» Records supplied:
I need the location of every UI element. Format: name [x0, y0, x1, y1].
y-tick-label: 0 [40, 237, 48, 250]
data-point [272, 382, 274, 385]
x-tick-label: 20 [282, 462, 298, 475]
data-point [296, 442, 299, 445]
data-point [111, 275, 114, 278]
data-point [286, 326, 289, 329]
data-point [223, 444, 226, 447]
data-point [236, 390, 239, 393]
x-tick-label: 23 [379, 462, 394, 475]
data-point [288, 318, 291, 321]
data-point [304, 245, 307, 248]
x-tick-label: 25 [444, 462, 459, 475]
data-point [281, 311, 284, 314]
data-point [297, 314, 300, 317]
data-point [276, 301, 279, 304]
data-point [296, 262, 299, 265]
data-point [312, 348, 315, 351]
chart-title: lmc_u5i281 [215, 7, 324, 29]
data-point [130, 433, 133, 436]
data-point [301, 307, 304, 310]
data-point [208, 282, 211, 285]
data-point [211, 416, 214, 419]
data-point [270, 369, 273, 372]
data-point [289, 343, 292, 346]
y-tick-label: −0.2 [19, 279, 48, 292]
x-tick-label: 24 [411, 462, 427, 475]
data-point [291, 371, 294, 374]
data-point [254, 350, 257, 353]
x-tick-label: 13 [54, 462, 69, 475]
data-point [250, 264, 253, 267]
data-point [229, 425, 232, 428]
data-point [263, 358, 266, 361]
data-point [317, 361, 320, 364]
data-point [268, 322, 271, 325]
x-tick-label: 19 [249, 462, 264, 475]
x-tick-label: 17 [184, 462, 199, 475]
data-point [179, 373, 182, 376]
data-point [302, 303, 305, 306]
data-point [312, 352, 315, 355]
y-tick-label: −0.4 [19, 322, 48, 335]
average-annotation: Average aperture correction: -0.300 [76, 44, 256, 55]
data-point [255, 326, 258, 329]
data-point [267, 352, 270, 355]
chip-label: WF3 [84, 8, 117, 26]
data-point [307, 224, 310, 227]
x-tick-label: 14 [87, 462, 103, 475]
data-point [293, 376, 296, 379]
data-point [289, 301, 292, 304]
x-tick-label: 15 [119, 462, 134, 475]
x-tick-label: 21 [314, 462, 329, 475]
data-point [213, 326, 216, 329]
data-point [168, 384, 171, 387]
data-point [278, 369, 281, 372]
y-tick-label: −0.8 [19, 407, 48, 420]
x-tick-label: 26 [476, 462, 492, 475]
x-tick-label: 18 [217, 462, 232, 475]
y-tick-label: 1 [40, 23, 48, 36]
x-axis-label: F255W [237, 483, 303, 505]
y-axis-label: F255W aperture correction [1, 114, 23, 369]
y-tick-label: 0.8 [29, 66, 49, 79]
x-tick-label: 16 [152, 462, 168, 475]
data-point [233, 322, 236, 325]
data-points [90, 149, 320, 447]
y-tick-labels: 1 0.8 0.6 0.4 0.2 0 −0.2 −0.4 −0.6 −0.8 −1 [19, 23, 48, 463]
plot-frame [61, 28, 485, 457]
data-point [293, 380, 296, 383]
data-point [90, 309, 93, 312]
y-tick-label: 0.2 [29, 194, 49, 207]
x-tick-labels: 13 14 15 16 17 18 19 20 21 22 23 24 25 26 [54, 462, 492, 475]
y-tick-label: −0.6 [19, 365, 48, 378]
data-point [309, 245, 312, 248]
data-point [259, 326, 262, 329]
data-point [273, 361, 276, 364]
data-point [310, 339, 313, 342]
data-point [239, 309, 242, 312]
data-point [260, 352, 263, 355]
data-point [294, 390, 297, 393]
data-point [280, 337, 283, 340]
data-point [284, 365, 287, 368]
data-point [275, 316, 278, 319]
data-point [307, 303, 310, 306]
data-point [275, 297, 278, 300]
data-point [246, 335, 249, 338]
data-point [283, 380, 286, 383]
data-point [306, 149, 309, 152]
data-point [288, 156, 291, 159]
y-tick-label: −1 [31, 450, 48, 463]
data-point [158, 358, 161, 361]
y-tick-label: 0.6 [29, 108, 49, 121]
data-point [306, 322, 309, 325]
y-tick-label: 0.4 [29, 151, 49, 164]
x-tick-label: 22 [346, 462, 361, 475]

» Instructions for the task:
Reproduce every line of the material above word for word, keeping the same order.

» Output of the exercise:
I need the location of every UI element. Format: name [x0, y0, x1, y1].
y-tick-label: 0 [40, 237, 48, 250]
data-point [272, 382, 274, 385]
x-tick-label: 20 [282, 462, 298, 475]
data-point [296, 442, 299, 445]
data-point [111, 275, 114, 278]
data-point [286, 326, 289, 329]
data-point [223, 444, 226, 447]
data-point [236, 390, 239, 393]
x-tick-label: 23 [379, 462, 394, 475]
data-point [288, 318, 291, 321]
data-point [304, 245, 307, 248]
x-tick-label: 25 [444, 462, 459, 475]
data-point [281, 311, 284, 314]
data-point [297, 314, 300, 317]
data-point [276, 301, 279, 304]
data-point [296, 262, 299, 265]
data-point [312, 348, 315, 351]
chart-title: lmc_u5i281 [215, 7, 324, 29]
data-point [130, 433, 133, 436]
data-point [301, 307, 304, 310]
data-point [208, 282, 211, 285]
data-point [211, 416, 214, 419]
data-point [270, 369, 273, 372]
data-point [289, 343, 292, 346]
y-tick-label: −0.2 [19, 279, 48, 292]
x-tick-label: 24 [411, 462, 427, 475]
data-point [291, 371, 294, 374]
data-point [254, 350, 257, 353]
x-tick-label: 13 [54, 462, 69, 475]
data-point [250, 264, 253, 267]
data-point [229, 425, 232, 428]
data-point [263, 358, 266, 361]
data-point [317, 361, 320, 364]
data-point [268, 322, 271, 325]
x-tick-label: 19 [249, 462, 264, 475]
x-tick-label: 17 [184, 462, 199, 475]
data-point [179, 373, 182, 376]
data-point [302, 303, 305, 306]
data-point [312, 352, 315, 355]
y-tick-label: −0.4 [19, 322, 48, 335]
average-annotation: Average aperture correction: -0.300 [76, 44, 256, 55]
data-point [255, 326, 258, 329]
data-point [267, 352, 270, 355]
chip-label: WF3 [84, 8, 117, 26]
data-point [307, 224, 310, 227]
x-tick-label: 14 [87, 462, 103, 475]
data-point [293, 376, 296, 379]
data-point [289, 301, 292, 304]
x-tick-label: 15 [119, 462, 134, 475]
x-tick-label: 21 [314, 462, 329, 475]
data-point [213, 326, 216, 329]
data-point [168, 384, 171, 387]
data-point [278, 369, 281, 372]
y-tick-label: −0.8 [19, 407, 48, 420]
x-tick-label: 26 [476, 462, 492, 475]
x-tick-label: 18 [217, 462, 232, 475]
y-tick-label: 1 [40, 23, 48, 36]
x-axis-label: F255W [237, 483, 303, 505]
y-axis-label: F255W aperture correction [1, 114, 23, 369]
y-tick-label: 0.8 [29, 66, 49, 79]
x-tick-label: 16 [152, 462, 168, 475]
data-point [233, 322, 236, 325]
data-points [90, 149, 320, 447]
y-tick-labels: 1 0.8 0.6 0.4 0.2 0 −0.2 −0.4 −0.6 −0.8 −1 [19, 23, 48, 463]
plot-frame [61, 28, 485, 457]
data-point [293, 380, 296, 383]
data-point [90, 309, 93, 312]
y-tick-label: 0.2 [29, 194, 49, 207]
x-tick-labels: 13 14 15 16 17 18 19 20 21 22 23 24 25 26 [54, 462, 492, 475]
y-tick-label: −0.6 [19, 365, 48, 378]
data-point [309, 245, 312, 248]
data-point [259, 326, 262, 329]
data-point [273, 361, 276, 364]
data-point [310, 339, 313, 342]
data-point [239, 309, 242, 312]
data-point [260, 352, 263, 355]
data-point [294, 390, 297, 393]
data-point [280, 337, 283, 340]
data-point [284, 365, 287, 368]
data-point [275, 316, 278, 319]
data-point [307, 303, 310, 306]
data-point [275, 297, 278, 300]
data-point [246, 335, 249, 338]
data-point [283, 380, 286, 383]
data-point [306, 149, 309, 152]
data-point [288, 156, 291, 159]
y-tick-label: −1 [31, 450, 48, 463]
data-point [158, 358, 161, 361]
y-tick-label: 0.6 [29, 108, 49, 121]
data-point [306, 322, 309, 325]
y-tick-label: 0.4 [29, 151, 49, 164]
x-tick-label: 22 [346, 462, 361, 475]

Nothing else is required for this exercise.